WRITTEN INSTRUCTION |
Locate all lines in the data below that hold "Zephyr" and show them.

>> Start ENTRIES

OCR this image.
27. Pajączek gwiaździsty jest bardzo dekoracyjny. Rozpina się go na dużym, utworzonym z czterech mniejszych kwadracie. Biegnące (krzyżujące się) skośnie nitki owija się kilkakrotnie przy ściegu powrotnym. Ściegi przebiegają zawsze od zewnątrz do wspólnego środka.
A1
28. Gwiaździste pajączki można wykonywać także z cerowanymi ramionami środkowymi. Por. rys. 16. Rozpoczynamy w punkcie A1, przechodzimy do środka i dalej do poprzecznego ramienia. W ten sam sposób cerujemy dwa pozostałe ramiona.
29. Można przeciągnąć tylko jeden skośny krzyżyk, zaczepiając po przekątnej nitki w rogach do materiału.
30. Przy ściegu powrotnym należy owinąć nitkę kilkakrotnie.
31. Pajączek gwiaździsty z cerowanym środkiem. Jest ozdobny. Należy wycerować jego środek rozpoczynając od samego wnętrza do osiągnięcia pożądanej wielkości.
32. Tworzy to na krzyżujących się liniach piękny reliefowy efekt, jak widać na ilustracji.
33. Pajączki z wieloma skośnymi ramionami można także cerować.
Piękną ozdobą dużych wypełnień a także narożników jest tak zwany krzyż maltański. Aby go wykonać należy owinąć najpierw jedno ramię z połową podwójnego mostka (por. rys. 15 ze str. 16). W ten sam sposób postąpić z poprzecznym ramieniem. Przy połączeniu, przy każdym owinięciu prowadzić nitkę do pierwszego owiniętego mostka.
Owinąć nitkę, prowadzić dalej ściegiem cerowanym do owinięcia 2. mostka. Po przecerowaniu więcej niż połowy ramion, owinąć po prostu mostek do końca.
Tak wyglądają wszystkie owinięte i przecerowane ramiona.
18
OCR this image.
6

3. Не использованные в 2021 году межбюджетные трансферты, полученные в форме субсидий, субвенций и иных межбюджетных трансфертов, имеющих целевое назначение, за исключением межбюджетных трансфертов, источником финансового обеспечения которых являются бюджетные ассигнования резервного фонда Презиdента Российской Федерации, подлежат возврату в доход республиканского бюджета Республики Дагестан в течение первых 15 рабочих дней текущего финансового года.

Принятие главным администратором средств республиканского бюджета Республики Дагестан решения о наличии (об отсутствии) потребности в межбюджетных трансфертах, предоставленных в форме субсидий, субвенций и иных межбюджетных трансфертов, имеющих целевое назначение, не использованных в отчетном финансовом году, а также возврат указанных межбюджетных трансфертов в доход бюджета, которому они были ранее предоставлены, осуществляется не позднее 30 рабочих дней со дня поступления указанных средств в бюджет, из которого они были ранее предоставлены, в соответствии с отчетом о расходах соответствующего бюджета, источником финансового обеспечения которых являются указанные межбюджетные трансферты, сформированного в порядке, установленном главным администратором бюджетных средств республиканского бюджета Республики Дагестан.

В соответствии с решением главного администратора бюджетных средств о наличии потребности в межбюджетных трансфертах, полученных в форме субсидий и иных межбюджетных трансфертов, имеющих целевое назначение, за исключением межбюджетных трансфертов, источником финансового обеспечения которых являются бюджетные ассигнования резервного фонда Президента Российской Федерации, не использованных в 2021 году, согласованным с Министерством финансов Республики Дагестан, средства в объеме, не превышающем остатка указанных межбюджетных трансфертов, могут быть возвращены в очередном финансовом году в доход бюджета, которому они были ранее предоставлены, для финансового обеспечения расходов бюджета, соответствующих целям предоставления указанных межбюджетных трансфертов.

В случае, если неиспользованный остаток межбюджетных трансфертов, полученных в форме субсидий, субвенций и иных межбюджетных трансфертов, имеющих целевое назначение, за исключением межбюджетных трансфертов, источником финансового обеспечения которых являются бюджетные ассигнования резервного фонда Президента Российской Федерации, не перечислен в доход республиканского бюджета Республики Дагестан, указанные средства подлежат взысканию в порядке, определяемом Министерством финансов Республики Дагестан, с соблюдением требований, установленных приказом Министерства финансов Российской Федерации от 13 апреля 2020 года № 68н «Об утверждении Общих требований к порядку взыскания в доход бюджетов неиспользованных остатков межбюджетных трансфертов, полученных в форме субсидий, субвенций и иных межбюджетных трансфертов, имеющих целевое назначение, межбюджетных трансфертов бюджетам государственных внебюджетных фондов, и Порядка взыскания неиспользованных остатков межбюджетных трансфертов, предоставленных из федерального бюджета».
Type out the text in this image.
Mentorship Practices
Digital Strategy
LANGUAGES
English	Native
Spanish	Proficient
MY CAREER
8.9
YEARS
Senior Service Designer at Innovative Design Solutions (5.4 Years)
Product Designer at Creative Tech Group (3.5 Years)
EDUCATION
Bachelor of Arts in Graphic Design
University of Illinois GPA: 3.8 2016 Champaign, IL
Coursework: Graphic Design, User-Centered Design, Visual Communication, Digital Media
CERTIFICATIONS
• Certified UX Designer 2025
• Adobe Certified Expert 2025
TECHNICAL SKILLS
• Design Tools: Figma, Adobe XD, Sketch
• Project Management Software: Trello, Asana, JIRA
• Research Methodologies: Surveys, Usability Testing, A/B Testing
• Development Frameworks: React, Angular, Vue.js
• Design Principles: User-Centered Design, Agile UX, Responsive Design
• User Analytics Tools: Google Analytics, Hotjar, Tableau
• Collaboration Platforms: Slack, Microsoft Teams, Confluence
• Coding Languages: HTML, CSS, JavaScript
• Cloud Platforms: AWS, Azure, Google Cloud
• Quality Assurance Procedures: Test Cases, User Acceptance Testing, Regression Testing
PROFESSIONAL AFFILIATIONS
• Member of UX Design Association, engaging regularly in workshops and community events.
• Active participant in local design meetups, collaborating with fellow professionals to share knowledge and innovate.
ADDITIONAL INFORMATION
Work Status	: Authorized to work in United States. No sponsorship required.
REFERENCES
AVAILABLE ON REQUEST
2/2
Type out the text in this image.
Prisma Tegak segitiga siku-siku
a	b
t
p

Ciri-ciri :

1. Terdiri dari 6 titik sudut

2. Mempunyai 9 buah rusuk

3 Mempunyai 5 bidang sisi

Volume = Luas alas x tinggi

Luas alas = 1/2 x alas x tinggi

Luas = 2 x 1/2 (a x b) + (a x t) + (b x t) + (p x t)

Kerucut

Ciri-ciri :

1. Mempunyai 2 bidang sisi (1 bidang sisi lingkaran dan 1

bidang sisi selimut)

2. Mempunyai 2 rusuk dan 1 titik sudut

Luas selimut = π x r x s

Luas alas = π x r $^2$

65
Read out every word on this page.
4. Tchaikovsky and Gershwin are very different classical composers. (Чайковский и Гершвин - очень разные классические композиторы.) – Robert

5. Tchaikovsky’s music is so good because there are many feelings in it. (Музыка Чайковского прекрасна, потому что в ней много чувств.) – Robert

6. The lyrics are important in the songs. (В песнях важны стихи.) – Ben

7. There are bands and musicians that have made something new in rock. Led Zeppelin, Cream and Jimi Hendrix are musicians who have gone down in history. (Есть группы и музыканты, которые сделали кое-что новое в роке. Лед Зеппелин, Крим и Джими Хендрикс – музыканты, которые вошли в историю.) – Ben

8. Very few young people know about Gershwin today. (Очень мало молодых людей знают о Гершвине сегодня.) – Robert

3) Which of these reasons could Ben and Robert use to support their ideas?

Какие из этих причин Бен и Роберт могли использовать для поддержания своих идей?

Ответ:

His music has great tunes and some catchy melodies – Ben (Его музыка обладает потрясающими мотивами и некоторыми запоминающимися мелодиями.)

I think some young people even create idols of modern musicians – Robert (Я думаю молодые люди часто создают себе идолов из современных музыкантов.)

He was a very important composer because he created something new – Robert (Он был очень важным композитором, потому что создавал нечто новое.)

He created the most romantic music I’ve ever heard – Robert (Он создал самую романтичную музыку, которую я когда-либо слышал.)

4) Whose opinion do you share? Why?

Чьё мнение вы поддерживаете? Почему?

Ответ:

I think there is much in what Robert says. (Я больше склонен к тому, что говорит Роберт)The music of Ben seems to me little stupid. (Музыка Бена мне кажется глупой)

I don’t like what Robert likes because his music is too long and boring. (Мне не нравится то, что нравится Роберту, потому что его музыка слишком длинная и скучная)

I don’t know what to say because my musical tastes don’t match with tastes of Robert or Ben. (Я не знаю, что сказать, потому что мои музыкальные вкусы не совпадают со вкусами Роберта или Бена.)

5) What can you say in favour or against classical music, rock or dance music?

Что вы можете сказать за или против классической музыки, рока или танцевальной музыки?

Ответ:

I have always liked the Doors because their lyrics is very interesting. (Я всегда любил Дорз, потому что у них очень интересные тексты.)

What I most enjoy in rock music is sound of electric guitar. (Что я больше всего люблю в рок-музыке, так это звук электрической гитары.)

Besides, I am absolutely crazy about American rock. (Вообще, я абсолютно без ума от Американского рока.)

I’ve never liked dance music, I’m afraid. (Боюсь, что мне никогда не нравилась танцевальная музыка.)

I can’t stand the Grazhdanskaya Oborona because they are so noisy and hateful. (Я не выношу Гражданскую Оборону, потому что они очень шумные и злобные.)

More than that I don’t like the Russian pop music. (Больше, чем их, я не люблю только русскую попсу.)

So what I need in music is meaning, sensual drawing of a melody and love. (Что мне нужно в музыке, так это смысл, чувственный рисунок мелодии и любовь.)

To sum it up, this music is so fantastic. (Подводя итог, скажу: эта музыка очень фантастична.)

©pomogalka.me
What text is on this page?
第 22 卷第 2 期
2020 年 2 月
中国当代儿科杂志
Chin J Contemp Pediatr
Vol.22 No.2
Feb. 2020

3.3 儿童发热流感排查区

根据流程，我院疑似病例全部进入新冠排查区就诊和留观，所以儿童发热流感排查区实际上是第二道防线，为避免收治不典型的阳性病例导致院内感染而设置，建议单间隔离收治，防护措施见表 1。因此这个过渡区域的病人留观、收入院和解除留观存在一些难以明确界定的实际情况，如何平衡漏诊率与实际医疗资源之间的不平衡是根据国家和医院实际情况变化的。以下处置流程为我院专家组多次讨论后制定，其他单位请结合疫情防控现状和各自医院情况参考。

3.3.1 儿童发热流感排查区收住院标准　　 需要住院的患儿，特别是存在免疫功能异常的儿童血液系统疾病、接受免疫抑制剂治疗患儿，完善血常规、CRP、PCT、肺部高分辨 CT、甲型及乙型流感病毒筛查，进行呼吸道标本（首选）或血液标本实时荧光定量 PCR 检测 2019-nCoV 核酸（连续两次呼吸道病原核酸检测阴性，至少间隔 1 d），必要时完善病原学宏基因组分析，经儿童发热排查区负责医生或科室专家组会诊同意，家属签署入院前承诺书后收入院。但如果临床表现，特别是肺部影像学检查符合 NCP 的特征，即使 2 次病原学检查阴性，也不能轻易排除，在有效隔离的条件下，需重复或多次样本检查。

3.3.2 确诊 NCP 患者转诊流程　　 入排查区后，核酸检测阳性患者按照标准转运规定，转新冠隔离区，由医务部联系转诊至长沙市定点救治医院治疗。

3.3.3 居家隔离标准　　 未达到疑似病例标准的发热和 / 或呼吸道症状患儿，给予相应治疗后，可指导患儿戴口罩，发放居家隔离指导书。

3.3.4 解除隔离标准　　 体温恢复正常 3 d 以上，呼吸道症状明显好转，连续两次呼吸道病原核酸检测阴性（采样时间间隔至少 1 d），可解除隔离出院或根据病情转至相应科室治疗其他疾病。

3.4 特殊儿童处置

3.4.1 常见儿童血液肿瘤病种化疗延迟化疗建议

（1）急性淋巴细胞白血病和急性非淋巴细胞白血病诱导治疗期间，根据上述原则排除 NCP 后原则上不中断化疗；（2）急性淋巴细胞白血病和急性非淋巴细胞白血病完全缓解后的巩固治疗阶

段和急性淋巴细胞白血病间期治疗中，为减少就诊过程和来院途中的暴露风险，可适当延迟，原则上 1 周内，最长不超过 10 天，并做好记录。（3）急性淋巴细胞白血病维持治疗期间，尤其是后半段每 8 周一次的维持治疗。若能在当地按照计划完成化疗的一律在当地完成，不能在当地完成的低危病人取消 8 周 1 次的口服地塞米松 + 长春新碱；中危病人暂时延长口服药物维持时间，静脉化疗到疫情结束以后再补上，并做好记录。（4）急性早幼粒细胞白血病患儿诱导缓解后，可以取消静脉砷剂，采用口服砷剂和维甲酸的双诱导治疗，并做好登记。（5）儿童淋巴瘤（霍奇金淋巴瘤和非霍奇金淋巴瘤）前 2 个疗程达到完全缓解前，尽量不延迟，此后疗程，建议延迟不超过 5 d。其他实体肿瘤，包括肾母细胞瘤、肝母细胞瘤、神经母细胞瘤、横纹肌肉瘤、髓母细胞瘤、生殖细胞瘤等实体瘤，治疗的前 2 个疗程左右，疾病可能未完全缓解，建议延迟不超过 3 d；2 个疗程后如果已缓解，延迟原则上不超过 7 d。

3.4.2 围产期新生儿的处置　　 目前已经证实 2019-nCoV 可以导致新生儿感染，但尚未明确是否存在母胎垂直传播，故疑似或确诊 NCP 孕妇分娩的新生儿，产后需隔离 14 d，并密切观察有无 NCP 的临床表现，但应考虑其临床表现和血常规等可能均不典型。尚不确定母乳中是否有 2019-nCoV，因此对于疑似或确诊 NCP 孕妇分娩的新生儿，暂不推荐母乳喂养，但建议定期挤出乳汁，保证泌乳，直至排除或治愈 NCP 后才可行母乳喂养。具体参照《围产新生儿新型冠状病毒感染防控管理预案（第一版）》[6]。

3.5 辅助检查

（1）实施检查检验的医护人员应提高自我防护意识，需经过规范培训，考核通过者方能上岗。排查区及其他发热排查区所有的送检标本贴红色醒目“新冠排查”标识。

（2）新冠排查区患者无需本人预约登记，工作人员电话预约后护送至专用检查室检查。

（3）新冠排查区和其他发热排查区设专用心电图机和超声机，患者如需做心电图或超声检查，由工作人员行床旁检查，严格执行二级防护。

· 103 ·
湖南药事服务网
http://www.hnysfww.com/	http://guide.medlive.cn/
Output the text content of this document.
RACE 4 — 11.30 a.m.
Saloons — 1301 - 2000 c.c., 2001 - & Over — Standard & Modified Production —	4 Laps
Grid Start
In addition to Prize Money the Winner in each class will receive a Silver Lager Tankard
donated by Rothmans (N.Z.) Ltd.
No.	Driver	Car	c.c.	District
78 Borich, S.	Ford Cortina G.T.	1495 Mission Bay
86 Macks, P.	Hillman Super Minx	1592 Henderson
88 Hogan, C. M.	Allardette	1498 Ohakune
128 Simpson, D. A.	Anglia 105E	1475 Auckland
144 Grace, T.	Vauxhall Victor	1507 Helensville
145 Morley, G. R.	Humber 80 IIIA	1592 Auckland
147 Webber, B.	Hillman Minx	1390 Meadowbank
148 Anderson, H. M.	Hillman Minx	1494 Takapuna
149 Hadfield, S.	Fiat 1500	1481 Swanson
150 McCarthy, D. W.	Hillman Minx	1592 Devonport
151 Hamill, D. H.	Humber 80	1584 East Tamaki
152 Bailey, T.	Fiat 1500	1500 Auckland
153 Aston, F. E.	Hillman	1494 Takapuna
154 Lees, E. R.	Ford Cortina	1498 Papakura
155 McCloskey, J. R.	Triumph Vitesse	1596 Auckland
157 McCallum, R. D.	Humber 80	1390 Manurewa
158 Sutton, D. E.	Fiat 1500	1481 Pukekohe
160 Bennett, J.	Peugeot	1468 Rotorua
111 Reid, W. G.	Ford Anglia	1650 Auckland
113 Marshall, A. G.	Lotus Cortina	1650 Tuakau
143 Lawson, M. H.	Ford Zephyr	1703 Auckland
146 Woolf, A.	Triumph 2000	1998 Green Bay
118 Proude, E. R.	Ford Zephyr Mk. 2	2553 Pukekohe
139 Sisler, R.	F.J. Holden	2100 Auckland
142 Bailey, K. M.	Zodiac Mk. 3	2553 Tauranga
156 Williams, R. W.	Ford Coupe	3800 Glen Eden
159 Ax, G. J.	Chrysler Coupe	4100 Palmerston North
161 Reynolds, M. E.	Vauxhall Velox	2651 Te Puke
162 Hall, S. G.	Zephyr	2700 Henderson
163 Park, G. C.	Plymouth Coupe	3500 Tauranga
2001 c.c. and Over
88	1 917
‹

>> End ENTRIES

ANSWER TO THIS TASK |
143 Lawson, M. H.	Ford Zephyr	1703 Auckland
118 Proude, E. R.	Ford Zephyr Mk. 2	2553 Pukekohe
162 Hall, S. G.	Zephyr	2700 Henderson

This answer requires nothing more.